### Record excerpts

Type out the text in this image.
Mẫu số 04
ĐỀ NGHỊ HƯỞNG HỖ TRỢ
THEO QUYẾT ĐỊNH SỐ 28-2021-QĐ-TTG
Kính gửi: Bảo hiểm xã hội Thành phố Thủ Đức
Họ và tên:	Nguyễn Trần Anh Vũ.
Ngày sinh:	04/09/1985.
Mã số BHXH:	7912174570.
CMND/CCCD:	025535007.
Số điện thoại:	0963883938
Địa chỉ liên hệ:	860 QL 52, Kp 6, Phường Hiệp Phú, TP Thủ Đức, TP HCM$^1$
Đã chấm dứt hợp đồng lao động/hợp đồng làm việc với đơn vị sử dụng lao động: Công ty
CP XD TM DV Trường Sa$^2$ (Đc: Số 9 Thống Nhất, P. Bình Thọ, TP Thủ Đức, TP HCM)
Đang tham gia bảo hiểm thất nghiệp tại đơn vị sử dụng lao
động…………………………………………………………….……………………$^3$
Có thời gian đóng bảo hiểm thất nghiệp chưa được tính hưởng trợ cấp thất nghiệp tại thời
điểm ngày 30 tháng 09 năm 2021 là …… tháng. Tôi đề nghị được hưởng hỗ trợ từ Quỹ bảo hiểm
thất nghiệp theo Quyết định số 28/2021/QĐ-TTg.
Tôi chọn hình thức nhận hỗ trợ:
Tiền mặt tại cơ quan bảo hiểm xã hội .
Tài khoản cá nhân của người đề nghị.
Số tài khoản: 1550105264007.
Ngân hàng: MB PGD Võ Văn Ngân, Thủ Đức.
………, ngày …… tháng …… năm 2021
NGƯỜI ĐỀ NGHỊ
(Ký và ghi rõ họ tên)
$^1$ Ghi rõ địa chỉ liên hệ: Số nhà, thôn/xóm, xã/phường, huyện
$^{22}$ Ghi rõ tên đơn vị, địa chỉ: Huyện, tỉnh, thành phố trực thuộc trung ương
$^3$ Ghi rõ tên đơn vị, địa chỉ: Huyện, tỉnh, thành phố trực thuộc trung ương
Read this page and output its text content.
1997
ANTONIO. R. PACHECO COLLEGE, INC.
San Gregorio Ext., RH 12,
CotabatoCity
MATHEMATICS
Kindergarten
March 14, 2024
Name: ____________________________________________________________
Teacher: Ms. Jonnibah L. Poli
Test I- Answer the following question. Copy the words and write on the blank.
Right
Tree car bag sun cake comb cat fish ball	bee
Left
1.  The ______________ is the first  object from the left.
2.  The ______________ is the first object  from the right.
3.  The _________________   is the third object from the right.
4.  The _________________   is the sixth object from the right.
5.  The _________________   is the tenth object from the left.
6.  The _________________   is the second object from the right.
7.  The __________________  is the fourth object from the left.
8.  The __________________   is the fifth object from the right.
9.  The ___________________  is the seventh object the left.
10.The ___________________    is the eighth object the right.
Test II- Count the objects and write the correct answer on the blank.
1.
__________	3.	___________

### What the task requires
Extract the full listing and reproduce each line exactly.

### Response
Type out the text in this image.
Mẫu số 04
ĐỀ NGHỊ HƯỞNG HỖ TRỢ
THEO QUYẾT ĐỊNH SỐ 28-2021-QĐ-TTG
Kính gửi: Bảo hiểm xã hội Thành phố Thủ Đức
Họ và tên:	Nguyễn Trần Anh Vũ.
Ngày sinh:	04/09/1985.
Mã số BHXH:	7912174570.
CMND/CCCD:	025535007.
Số điện thoại:	0963883938
Địa chỉ liên hệ:	860 QL 52, Kp 6, Phường Hiệp Phú, TP Thủ Đức, TP HCM$^1$
Đã chấm dứt hợp đồng lao động/hợp đồng làm việc với đơn vị sử dụng lao động: Công ty
CP XD TM DV Trường Sa$^2$ (Đc: Số 9 Thống Nhất, P. Bình Thọ, TP Thủ Đức, TP HCM)
Đang tham gia bảo hiểm thất nghiệp tại đơn vị sử dụng lao
động…………………………………………………………….……………………$^3$
Có thời gian đóng bảo hiểm thất nghiệp chưa được tính hưởng trợ cấp thất nghiệp tại thời
điểm ngày 30 tháng 09 năm 2021 là …… tháng. Tôi đề nghị được hưởng hỗ trợ từ Quỹ bảo hiểm
thất nghiệp theo Quyết định số 28/2021/QĐ-TTg.
Tôi chọn hình thức nhận hỗ trợ:
Tiền mặt tại cơ quan bảo hiểm xã hội .
Tài khoản cá nhân của người đề nghị.
Số tài khoản: 1550105264007.
Ngân hàng: MB PGD Võ Văn Ngân, Thủ Đức.
………, ngày …… tháng …… năm 2021
NGƯỜI ĐỀ NGHỊ
(Ký và ghi rõ họ tên)
$^1$ Ghi rõ địa chỉ liên hệ: Số nhà, thôn/xóm, xã/phường, huyện
$^{22}$ Ghi rõ tên đơn vị, địa chỉ: Huyện, tỉnh, thành phố trực thuộc trung ương
$^3$ Ghi rõ tên đơn vị, địa chỉ: Huyện, tỉnh, thành phố trực thuộc trung ương
Read this page and output its text content.
1997
ANTONIO. R. PACHECO COLLEGE, INC.
San Gregorio Ext., RH 12,
CotabatoCity
MATHEMATICS
Kindergarten
March 14, 2024
Name: ____________________________________________________________
Teacher: Ms. Jonnibah L. Poli
Test I- Answer the following question. Copy the words and write on the blank.
Right
Tree car bag sun cake comb cat fish ball	bee
Left
1.  The ______________ is the first  object from the left.
2.  The ______________ is the first object  from the right.
3.  The _________________   is the third object from the right.
4.  The _________________   is the sixth object from the right.
5.  The _________________   is the tenth object from the left.
6.  The _________________   is the second object from the right.
7.  The __________________  is the fourth object from the left.
8.  The __________________   is the fifth object from the right.
9.  The ___________________  is the seventh object the left.
10.The ___________________    is the eighth object the right.
Test II- Count the objects and write the correct answer on the blank.
1.
__________	3.	___________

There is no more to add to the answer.